=== STORED RECORDS ===

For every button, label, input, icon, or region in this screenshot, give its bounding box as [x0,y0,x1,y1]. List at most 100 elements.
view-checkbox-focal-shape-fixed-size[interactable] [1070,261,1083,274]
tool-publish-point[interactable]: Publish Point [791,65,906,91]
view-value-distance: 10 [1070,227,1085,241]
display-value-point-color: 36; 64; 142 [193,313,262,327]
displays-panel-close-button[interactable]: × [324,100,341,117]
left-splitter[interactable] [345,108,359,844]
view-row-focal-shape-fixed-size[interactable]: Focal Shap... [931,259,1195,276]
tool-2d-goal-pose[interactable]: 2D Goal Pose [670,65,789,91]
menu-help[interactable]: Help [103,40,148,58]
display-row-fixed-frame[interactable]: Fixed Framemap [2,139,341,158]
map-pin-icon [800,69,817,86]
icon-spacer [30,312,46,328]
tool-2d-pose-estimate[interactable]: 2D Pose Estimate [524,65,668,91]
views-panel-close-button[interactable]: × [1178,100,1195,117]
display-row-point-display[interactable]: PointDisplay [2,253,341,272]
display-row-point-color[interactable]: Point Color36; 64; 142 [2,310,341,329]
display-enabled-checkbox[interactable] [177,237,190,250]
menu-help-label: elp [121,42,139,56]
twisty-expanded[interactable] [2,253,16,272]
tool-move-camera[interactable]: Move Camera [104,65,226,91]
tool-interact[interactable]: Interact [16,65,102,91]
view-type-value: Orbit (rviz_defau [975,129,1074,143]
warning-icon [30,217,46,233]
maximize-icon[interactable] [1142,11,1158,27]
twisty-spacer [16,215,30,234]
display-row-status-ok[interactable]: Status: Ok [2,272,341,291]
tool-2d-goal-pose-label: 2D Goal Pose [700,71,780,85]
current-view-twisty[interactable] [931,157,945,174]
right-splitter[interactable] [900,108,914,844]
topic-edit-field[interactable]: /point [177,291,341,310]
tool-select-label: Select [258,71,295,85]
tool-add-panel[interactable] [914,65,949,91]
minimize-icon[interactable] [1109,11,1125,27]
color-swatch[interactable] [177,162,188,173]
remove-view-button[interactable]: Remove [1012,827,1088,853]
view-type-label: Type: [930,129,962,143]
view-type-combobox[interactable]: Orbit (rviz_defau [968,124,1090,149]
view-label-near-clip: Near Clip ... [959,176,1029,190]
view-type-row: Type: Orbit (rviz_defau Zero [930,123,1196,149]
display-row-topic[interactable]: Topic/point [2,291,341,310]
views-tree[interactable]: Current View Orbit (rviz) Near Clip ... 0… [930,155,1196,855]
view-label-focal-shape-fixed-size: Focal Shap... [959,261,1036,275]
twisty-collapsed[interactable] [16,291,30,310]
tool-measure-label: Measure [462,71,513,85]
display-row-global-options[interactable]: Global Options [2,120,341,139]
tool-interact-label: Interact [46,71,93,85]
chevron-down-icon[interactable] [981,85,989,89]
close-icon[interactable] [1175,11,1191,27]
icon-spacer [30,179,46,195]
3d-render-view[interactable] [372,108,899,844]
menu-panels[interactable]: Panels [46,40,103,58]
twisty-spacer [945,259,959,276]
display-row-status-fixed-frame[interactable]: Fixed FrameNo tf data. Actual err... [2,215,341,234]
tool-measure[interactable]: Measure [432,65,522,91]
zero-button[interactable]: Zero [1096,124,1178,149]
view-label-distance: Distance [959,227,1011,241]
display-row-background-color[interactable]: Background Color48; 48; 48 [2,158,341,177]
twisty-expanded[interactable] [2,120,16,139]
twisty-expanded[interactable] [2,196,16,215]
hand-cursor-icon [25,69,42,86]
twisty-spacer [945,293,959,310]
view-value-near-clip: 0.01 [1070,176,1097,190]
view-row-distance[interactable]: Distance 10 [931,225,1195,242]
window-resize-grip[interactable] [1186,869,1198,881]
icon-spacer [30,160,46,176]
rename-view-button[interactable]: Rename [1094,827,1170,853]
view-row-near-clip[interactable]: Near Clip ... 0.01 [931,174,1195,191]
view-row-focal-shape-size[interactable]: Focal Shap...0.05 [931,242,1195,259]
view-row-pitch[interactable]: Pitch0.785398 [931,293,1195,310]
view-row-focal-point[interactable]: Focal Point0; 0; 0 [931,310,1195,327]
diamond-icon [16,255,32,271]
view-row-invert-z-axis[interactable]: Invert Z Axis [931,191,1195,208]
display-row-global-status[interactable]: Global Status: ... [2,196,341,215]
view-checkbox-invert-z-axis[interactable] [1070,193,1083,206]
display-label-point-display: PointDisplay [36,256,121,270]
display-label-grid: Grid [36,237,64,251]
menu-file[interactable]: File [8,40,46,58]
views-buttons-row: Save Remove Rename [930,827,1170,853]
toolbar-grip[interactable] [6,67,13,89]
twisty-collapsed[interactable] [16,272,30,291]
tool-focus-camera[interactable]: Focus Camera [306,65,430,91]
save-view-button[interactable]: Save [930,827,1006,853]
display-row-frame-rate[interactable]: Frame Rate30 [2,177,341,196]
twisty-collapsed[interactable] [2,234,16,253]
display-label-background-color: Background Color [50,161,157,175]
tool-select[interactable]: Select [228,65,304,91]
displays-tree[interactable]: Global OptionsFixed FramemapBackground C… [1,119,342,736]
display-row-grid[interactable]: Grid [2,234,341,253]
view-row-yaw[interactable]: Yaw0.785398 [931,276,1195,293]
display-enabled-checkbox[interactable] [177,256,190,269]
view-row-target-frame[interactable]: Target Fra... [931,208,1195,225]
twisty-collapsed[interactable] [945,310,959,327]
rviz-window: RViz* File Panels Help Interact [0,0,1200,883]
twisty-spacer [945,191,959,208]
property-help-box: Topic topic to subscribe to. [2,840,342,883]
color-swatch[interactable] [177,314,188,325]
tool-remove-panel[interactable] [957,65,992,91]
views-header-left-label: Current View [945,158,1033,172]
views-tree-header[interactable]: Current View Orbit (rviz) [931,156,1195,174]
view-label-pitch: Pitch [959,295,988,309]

===

**WHAT IS ASKED**
Reproduce all of the records above verbatim, line for line.

**THE SOLUTION**
For every button, label, input, icon, or region in this screenshot, give its bounding box as [x0,y0,x1,y1]. List at most 100 elements.
view-checkbox-focal-shape-fixed-size[interactable] [1070,261,1083,274]
tool-publish-point[interactable]: Publish Point [791,65,906,91]
view-value-distance: 10 [1070,227,1085,241]
display-value-point-color: 36; 64; 142 [193,313,262,327]
displays-panel-close-button[interactable]: × [324,100,341,117]
left-splitter[interactable] [345,108,359,844]
view-row-focal-shape-fixed-size[interactable]: Focal Shap... [931,259,1195,276]
tool-2d-goal-pose[interactable]: 2D Goal Pose [670,65,789,91]
menu-help[interactable]: Help [103,40,148,58]
display-row-fixed-frame[interactable]: Fixed Framemap [2,139,341,158]
map-pin-icon [800,69,817,86]
icon-spacer [30,312,46,328]
tool-2d-pose-estimate[interactable]: 2D Pose Estimate [524,65,668,91]
views-panel-close-button[interactable]: × [1178,100,1195,117]
display-row-point-display[interactable]: PointDisplay [2,253,341,272]
display-row-point-color[interactable]: Point Color36; 64; 142 [2,310,341,329]
display-enabled-checkbox[interactable] [177,237,190,250]
menu-help-label: elp [121,42,139,56]
twisty-expanded[interactable] [2,253,16,272]
tool-move-camera[interactable]: Move Camera [104,65,226,91]
tool-interact[interactable]: Interact [16,65,102,91]
view-type-value: Orbit (rviz_defau [975,129,1074,143]
warning-icon [30,217,46,233]
maximize-icon[interactable] [1142,11,1158,27]
twisty-spacer [16,215,30,234]
display-row-status-ok[interactable]: Status: Ok [2,272,341,291]
tool-2d-goal-pose-label: 2D Goal Pose [700,71,780,85]
current-view-twisty[interactable] [931,157,945,174]
right-splitter[interactable] [900,108,914,844]
topic-edit-field[interactable]: /point [177,291,341,310]
tool-select-label: Select [258,71,295,85]
tool-add-panel[interactable] [914,65,949,91]
minimize-icon[interactable] [1109,11,1125,27]
color-swatch[interactable] [177,162,188,173]
remove-view-button[interactable]: Remove [1012,827,1088,853]
view-type-label: Type: [930,129,962,143]
view-type-combobox[interactable]: Orbit (rviz_defau [968,124,1090,149]
view-label-near-clip: Near Clip ... [959,176,1029,190]
view-type-row: Type: Orbit (rviz_defau Zero [930,123,1196,149]
display-row-topic[interactable]: Topic/point [2,291,341,310]
views-tree[interactable]: Current View Orbit (rviz) Near Clip ... 0… [930,155,1196,855]
view-label-focal-shape-fixed-size: Focal Shap... [959,261,1036,275]
twisty-collapsed[interactable] [16,291,30,310]
tool-measure-label: Measure [462,71,513,85]
display-row-global-options[interactable]: Global Options [2,120,341,139]
tool-interact-label: Interact [46,71,93,85]
chevron-down-icon[interactable] [981,85,989,89]
close-icon[interactable] [1175,11,1191,27]
icon-spacer [30,179,46,195]
3d-render-view[interactable] [372,108,899,844]
menu-panels[interactable]: Panels [46,40,103,58]
twisty-spacer [945,259,959,276]
display-row-status-fixed-frame[interactable]: Fixed FrameNo tf data. Actual err... [2,215,341,234]
tool-measure[interactable]: Measure [432,65,522,91]
zero-button[interactable]: Zero [1096,124,1178,149]
view-label-distance: Distance [959,227,1011,241]
display-row-background-color[interactable]: Background Color48; 48; 48 [2,158,341,177]
twisty-expanded[interactable] [2,120,16,139]
twisty-expanded[interactable] [2,196,16,215]
hand-cursor-icon [25,69,42,86]
twisty-spacer [945,293,959,310]
view-value-near-clip: 0.01 [1070,176,1097,190]
view-row-distance[interactable]: Distance 10 [931,225,1195,242]
window-resize-grip[interactable] [1186,869,1198,881]
icon-spacer [30,160,46,176]
rename-view-button[interactable]: Rename [1094,827,1170,853]
view-row-near-clip[interactable]: Near Clip ... 0.01 [931,174,1195,191]
view-row-focal-shape-size[interactable]: Focal Shap...0.05 [931,242,1195,259]
view-row-pitch[interactable]: Pitch0.785398 [931,293,1195,310]
view-row-focal-point[interactable]: Focal Point0; 0; 0 [931,310,1195,327]
diamond-icon [16,255,32,271]
view-row-invert-z-axis[interactable]: Invert Z Axis [931,191,1195,208]
display-row-global-status[interactable]: Global Status: ... [2,196,341,215]
view-checkbox-invert-z-axis[interactable] [1070,193,1083,206]
display-label-point-display: PointDisplay [36,256,121,270]
display-label-grid: Grid [36,237,64,251]
menu-file[interactable]: File [8,40,46,58]
views-buttons-row: Save Remove Rename [930,827,1170,853]
toolbar-grip[interactable] [6,67,13,89]
twisty-collapsed[interactable] [16,272,30,291]
tool-focus-camera[interactable]: Focus Camera [306,65,430,91]
save-view-button[interactable]: Save [930,827,1006,853]
display-row-frame-rate[interactable]: Frame Rate30 [2,177,341,196]
twisty-collapsed[interactable] [2,234,16,253]
display-label-background-color: Background Color [50,161,157,175]
tool-select[interactable]: Select [228,65,304,91]
displays-tree[interactable]: Global OptionsFixed FramemapBackground C… [1,119,342,736]
display-row-grid[interactable]: Grid [2,234,341,253]
view-row-yaw[interactable]: Yaw0.785398 [931,276,1195,293]
display-enabled-checkbox[interactable] [177,256,190,269]
view-row-target-frame[interactable]: Target Fra... [931,208,1195,225]
twisty-collapsed[interactable] [945,310,959,327]
rviz-window: RViz* File Panels Help Interact [0,0,1200,883]
twisty-spacer [945,191,959,208]
property-help-box: Topic topic to subscribe to. [2,840,342,883]
color-swatch[interactable] [177,314,188,325]
tool-remove-panel[interactable] [957,65,992,91]
views-header-left-label: Current View [945,158,1033,172]
views-tree-header[interactable]: Current View Orbit (rviz) [931,156,1195,174]
view-label-pitch: Pitch [959,295,988,309]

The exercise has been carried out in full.